* Requirement
Copy whichever lines contain the string "Slightly".
━━━━━━━━━━━━━━━━
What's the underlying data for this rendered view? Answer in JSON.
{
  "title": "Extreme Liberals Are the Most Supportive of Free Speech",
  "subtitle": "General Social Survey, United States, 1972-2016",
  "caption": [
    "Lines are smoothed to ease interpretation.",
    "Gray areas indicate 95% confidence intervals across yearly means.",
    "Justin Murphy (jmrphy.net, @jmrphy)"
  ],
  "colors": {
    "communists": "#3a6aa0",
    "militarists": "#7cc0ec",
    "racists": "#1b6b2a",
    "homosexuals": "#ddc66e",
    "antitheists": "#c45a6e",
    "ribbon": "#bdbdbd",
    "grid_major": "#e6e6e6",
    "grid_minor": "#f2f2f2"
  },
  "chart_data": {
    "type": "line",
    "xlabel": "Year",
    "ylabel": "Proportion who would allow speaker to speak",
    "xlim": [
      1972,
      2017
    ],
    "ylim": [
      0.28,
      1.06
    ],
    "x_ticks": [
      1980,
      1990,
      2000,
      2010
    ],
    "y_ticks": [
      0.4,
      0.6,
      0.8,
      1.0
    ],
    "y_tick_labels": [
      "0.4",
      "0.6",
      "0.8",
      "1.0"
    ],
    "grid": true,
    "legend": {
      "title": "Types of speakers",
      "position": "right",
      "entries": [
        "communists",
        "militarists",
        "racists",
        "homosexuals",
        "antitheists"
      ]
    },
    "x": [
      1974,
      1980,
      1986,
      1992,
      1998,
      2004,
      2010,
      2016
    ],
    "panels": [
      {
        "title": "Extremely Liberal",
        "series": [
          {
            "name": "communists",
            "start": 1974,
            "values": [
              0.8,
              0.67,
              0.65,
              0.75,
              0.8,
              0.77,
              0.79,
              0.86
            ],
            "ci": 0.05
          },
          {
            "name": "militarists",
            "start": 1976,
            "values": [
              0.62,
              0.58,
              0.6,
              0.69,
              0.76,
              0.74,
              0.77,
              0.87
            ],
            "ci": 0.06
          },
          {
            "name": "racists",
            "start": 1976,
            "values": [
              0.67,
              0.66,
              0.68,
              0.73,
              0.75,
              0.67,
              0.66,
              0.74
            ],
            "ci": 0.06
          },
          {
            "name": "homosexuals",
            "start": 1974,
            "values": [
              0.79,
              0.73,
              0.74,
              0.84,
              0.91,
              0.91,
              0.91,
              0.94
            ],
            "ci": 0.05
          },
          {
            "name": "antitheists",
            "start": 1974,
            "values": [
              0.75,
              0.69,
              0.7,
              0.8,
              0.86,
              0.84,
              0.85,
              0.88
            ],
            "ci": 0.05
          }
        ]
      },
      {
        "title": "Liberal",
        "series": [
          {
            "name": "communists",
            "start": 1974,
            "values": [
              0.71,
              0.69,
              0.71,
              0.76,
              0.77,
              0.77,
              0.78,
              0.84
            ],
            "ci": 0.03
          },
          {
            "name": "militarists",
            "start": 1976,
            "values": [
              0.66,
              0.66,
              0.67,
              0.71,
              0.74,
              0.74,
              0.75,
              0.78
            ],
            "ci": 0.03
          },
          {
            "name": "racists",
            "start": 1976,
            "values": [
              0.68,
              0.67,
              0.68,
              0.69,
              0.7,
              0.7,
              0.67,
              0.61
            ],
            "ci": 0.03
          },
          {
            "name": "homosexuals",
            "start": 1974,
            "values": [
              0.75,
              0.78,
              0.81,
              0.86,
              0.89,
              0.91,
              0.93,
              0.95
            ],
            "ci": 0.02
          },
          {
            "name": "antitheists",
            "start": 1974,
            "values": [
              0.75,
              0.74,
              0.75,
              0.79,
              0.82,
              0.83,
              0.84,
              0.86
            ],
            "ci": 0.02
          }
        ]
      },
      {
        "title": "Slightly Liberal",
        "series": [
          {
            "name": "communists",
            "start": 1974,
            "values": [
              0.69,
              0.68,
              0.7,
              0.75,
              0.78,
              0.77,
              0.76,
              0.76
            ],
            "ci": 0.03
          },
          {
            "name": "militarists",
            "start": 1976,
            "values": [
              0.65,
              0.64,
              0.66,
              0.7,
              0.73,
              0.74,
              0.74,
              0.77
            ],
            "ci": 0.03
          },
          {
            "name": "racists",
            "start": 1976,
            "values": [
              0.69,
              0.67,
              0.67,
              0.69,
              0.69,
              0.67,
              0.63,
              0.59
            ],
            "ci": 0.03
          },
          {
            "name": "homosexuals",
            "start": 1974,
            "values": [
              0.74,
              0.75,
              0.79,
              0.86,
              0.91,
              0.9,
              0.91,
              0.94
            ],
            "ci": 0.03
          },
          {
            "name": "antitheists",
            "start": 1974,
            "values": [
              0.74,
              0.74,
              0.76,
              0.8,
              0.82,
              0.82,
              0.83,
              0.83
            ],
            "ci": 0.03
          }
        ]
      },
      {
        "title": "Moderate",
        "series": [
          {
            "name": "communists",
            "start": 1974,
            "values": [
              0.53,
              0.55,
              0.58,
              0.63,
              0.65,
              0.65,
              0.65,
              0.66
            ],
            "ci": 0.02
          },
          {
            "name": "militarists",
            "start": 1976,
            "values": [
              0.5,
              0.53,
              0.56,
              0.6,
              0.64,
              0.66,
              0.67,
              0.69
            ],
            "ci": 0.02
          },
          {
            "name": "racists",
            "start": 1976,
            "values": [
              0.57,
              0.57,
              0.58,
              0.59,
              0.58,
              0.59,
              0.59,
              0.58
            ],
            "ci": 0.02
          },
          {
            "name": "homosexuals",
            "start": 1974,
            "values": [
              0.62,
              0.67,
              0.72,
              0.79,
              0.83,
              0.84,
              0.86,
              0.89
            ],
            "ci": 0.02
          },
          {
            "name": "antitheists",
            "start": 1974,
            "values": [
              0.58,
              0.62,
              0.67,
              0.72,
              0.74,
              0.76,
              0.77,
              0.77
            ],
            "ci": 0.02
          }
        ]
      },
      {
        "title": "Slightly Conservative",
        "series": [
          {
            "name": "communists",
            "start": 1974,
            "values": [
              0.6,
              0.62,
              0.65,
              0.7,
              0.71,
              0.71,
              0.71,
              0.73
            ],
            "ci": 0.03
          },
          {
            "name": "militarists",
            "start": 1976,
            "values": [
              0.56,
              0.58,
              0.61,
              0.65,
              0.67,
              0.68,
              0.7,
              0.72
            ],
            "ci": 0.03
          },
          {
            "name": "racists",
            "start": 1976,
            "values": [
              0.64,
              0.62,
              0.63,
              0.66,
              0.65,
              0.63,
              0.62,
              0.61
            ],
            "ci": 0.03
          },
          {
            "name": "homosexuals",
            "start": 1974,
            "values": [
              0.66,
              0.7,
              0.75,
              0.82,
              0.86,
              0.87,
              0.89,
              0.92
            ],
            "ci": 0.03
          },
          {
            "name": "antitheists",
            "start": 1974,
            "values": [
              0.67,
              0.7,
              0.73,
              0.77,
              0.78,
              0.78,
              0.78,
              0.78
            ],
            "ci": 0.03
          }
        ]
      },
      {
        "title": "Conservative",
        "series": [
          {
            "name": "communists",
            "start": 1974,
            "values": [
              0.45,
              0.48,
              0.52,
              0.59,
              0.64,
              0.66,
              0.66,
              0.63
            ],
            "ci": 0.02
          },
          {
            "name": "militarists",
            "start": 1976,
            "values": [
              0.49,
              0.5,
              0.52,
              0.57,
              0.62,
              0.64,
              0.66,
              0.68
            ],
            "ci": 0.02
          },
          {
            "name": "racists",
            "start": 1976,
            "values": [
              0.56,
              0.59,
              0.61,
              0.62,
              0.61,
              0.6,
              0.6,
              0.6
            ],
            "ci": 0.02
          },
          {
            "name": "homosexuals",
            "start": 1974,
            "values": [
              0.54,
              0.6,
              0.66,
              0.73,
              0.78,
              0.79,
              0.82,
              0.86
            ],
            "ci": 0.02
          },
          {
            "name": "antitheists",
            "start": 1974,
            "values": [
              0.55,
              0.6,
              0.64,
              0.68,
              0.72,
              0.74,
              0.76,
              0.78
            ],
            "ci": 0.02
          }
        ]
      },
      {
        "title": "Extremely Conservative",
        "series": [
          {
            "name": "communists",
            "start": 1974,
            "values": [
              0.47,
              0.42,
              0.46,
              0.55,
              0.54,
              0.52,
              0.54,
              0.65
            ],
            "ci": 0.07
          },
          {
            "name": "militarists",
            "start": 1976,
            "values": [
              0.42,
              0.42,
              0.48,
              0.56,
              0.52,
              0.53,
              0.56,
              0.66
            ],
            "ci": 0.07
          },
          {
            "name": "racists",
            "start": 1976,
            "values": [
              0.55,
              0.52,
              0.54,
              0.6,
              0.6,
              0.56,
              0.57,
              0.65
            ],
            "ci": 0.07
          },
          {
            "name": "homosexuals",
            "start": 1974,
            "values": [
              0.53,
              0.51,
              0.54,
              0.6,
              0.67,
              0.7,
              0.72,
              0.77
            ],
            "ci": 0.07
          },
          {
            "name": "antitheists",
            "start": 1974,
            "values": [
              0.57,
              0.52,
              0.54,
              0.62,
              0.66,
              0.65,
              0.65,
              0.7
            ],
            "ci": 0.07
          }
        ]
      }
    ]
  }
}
━━━━━━━━━━━━━━━━
* Solution to this task
        "title": "Slightly Liberal",
        "title": "Slightly Conservative",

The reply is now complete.